Filter the entries and keep only the lines where the string "التراجعية" appears.

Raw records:
## START

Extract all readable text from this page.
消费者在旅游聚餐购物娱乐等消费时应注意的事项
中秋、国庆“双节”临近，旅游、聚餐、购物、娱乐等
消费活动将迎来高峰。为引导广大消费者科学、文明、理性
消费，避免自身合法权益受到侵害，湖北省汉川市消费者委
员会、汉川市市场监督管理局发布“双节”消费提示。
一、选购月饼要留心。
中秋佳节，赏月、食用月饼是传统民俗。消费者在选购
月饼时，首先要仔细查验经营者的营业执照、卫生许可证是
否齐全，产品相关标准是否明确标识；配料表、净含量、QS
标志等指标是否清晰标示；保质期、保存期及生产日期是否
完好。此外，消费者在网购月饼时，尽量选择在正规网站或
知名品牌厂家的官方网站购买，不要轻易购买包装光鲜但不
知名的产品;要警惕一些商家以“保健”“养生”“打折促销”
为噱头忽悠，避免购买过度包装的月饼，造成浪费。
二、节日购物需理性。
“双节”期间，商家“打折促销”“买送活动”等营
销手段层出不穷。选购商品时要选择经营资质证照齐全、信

## END
## START

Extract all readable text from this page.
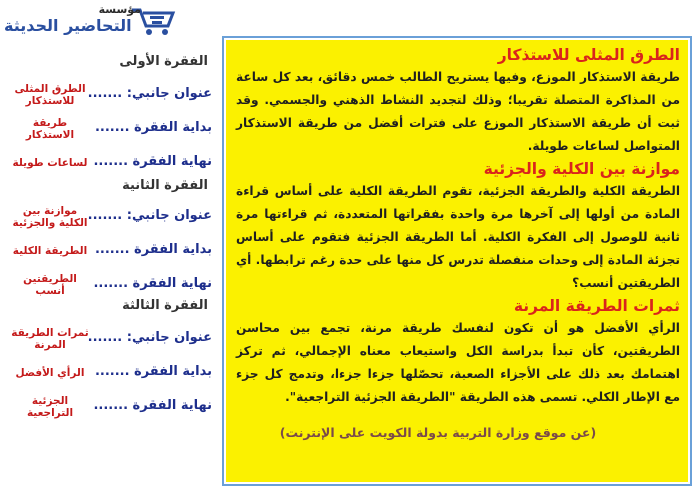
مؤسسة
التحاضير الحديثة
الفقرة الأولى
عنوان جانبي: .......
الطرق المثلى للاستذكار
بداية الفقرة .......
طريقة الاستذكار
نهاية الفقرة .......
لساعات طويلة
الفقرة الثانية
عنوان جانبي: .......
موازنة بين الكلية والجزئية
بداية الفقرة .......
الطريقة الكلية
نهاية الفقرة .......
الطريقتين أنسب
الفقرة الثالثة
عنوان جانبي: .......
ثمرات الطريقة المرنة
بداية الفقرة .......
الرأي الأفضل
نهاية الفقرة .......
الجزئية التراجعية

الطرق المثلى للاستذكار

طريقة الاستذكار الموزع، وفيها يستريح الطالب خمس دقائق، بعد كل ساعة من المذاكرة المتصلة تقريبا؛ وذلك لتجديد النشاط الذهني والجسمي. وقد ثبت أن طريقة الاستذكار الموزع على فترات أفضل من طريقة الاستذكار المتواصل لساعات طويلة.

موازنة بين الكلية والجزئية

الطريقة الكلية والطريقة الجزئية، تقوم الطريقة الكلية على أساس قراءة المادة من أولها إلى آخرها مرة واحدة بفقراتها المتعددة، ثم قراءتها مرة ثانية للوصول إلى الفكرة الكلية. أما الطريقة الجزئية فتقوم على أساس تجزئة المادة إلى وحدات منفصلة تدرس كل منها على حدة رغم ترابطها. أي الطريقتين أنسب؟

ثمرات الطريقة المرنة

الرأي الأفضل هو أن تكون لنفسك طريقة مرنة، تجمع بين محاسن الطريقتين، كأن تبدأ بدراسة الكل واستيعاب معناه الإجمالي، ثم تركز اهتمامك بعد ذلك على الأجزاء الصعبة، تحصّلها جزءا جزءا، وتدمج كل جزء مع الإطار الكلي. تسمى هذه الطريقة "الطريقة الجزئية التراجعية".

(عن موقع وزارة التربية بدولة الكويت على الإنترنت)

## END

RESPONSE TO THE EXERCISE:
الجزئية التراجعية
الرأي الأفضل هو أن تكون لنفسك طريقة مرنة، تجمع بين محاسن الطريقتين، كأن تبدأ بدراسة الكل واستيعاب معناه الإجمالي، ثم تركز اهتمامك بعد ذلك على الأجزاء الصعبة، تحصّلها جزءا جزءا، وتدمج كل جزء مع الإطار الكلي. تسمى هذه الطريقة "الطريقة الجزئية التراجعية".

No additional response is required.